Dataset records
_ _ _ _

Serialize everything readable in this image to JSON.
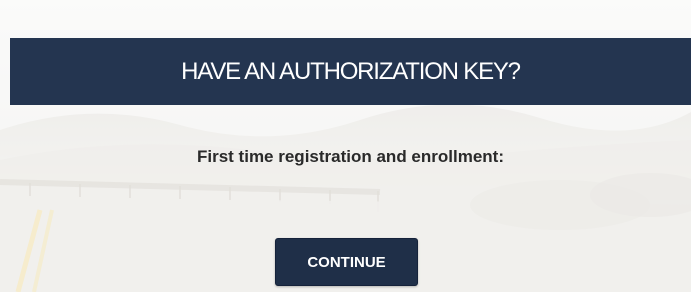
{
  "header": {
    "title": "HAVE AN AUTHORIZATION KEY?"
  },
  "main": {
    "subtitle": "First time registration and enrollment:",
    "continue_label": "CONTINUE"
  },
  "colors": {
    "header_bg": "#243550",
    "button_bg": "#1f2f48",
    "text_dark": "#2a2a2a"
  }
}
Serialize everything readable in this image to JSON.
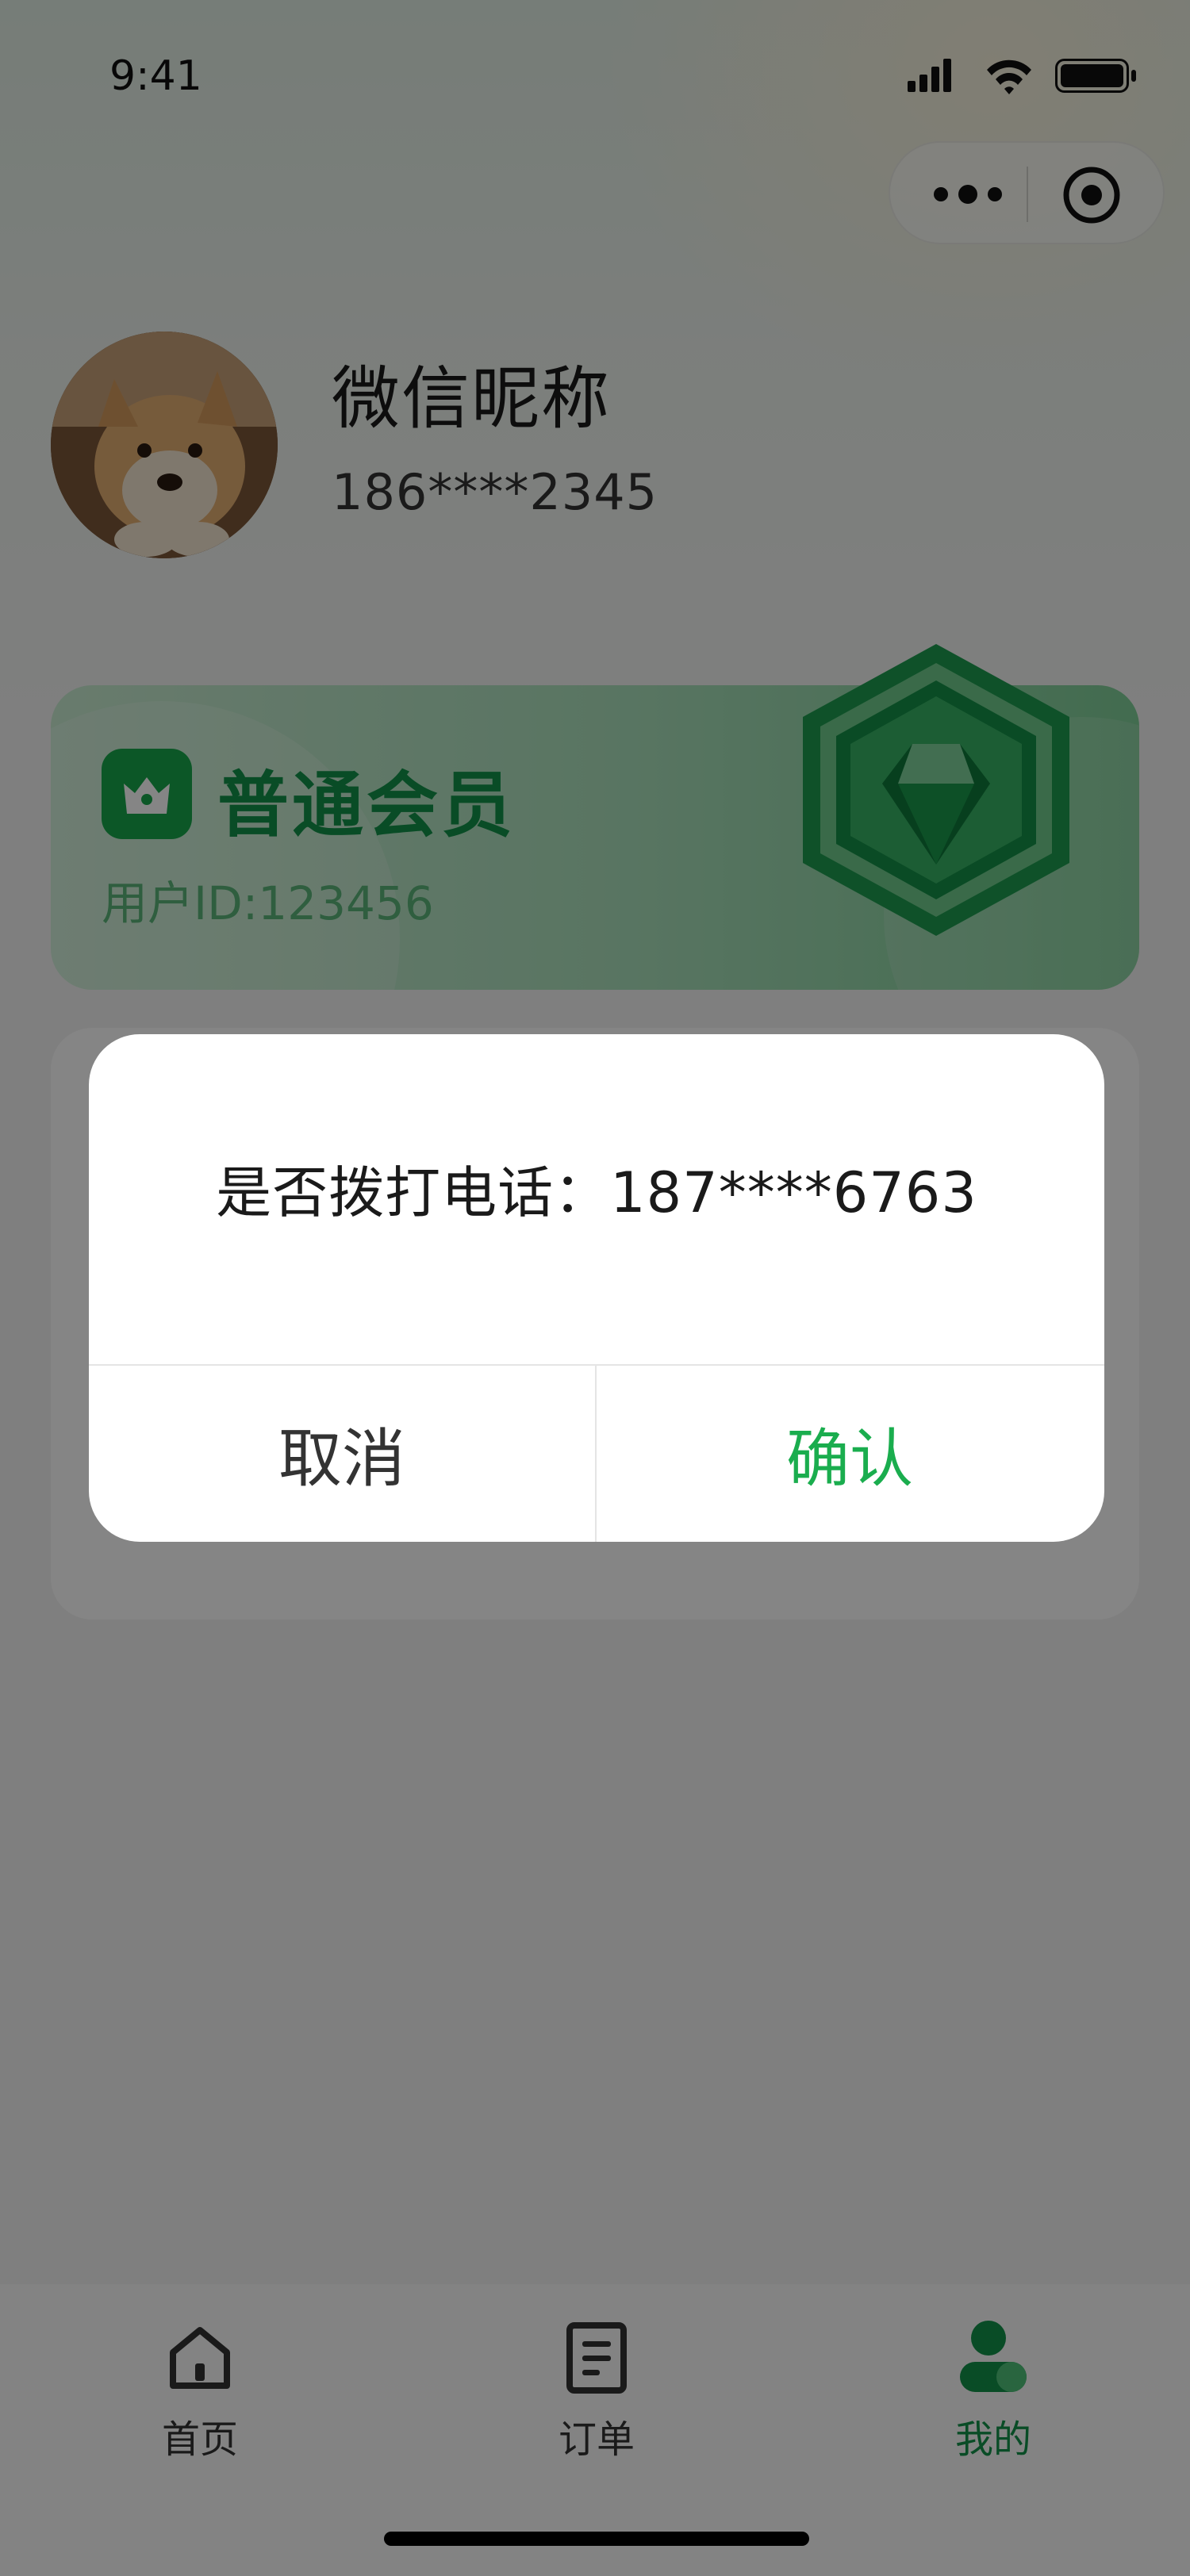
{
  "status_bar": {
    "time": "9:41"
  },
  "profile": {
    "nickname": "微信昵称",
    "phone": "186****2345"
  },
  "member_card": {
    "level": "普通会员",
    "user_id": "用户ID:123456"
  },
  "dialog": {
    "message": "是否拨打电话：187****6763",
    "cancel_label": "取消",
    "confirm_label": "确认"
  },
  "tabbar": {
    "items": [
      {
        "label": "首页",
        "icon": "home-icon"
      },
      {
        "label": "订单",
        "icon": "order-icon"
      },
      {
        "label": "我的",
        "icon": "user-icon",
        "active": true
      }
    ]
  },
  "colors": {
    "brand": "#13934a",
    "confirm": "#1aad4e"
  }
}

_ _ _ _

» GIVEN PROBLEM
Leaving aside the images, write out the entries above word for word.

» RESULT BELOW
Serialize everything readable in this image to JSON.
{
  "header": {
    "title": "HAVE AN AUTHORIZATION KEY?"
  },
  "main": {
    "subtitle": "First time registration and enrollment:",
    "continue_label": "CONTINUE"
  },
  "colors": {
    "header_bg": "#243550",
    "button_bg": "#1f2f48",
    "text_dark": "#2a2a2a"
  }
}
Serialize everything readable in this image to JSON.
{
  "status_bar": {
    "time": "9:41"
  },
  "profile": {
    "nickname": "微信昵称",
    "phone": "186****2345"
  },
  "member_card": {
    "level": "普通会员",
    "user_id": "用户ID:123456"
  },
  "dialog": {
    "message": "是否拨打电话：187****6763",
    "cancel_label": "取消",
    "confirm_label": "确认"
  },
  "tabbar": {
    "items": [
      {
        "label": "首页",
        "icon": "home-icon"
      },
      {
        "label": "订单",
        "icon": "order-icon"
      },
      {
        "label": "我的",
        "icon": "user-icon",
        "active": true
      }
    ]
  },
  "colors": {
    "brand": "#13934a",
    "confirm": "#1aad4e"
  }
}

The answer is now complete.